* _Problem statement_
Return all lines from the listing below in which the string "Regressions" occurs.

[Records that describe figures]
>> begin

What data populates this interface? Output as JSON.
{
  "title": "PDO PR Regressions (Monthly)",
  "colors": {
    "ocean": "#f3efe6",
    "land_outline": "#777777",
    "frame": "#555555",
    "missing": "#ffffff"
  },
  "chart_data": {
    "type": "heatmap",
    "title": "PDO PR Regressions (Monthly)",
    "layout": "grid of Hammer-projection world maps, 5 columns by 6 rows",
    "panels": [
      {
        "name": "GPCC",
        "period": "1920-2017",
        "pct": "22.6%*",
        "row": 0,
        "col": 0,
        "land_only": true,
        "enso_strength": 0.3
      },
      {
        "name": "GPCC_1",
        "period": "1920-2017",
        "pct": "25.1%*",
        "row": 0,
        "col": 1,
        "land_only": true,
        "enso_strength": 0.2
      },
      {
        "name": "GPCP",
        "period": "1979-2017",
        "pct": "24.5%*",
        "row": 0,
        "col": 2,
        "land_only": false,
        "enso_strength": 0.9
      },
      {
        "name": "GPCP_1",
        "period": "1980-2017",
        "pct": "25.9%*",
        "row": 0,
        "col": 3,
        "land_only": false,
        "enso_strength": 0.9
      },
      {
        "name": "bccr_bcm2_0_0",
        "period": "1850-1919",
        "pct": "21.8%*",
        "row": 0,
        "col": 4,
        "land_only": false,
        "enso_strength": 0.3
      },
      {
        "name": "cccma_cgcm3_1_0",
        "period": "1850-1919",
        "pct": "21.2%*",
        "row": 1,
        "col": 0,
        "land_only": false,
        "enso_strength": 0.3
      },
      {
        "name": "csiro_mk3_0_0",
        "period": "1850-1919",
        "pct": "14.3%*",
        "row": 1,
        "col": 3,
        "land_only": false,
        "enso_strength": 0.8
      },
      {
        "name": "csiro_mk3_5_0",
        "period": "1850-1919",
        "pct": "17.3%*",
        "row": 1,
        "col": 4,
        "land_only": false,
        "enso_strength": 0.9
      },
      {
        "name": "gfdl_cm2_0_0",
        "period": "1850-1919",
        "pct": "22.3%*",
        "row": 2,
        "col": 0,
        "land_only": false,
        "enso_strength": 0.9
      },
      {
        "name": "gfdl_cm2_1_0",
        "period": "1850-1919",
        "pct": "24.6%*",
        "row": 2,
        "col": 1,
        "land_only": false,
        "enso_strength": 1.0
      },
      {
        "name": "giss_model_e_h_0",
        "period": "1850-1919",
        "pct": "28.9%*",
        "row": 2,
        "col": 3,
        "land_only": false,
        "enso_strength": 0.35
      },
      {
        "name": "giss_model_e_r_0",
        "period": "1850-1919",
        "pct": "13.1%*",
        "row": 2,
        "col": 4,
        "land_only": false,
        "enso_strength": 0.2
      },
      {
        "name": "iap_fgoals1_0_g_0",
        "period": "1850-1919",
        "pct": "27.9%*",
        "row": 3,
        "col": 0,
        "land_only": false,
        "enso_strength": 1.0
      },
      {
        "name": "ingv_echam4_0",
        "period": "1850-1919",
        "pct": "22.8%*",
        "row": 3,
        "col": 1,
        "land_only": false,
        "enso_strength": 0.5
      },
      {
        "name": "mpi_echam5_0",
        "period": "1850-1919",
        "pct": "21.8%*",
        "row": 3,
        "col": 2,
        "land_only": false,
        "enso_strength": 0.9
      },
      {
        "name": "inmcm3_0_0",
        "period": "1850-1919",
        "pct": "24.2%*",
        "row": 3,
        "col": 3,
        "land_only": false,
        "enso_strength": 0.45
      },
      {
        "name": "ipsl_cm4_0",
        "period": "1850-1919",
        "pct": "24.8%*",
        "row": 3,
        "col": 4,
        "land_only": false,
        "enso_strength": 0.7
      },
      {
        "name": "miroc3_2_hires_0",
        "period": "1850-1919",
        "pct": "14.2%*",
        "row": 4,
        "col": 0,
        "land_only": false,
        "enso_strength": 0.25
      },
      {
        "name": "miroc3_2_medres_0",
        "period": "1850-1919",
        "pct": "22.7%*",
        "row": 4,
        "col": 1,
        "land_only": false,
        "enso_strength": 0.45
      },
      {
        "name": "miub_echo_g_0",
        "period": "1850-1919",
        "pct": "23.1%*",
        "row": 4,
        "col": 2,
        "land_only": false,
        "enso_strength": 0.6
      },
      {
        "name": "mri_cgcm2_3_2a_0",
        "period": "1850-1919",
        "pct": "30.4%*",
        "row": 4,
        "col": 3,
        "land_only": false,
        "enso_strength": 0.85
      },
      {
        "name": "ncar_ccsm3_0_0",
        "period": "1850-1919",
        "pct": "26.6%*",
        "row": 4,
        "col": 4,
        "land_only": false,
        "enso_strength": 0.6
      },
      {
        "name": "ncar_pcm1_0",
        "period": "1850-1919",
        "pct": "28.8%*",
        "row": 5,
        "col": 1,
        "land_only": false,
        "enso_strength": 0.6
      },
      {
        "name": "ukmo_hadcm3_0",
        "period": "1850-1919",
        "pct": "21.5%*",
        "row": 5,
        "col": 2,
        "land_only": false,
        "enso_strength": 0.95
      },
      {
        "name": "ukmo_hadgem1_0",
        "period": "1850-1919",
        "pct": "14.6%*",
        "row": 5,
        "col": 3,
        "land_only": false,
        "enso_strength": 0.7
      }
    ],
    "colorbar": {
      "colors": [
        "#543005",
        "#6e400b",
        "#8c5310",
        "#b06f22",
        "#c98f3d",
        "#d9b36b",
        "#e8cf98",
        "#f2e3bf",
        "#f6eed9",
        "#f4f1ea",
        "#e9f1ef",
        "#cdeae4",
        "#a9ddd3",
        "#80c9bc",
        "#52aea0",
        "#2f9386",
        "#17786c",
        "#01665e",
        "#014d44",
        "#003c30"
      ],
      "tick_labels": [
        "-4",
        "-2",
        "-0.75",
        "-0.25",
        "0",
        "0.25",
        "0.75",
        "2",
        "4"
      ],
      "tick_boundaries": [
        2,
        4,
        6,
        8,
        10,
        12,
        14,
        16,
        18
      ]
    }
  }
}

>> end

* _Solution to the problem_
  "title": "PDO PR Regressions (Monthly)",
    "title": "PDO PR Regressions (Monthly)",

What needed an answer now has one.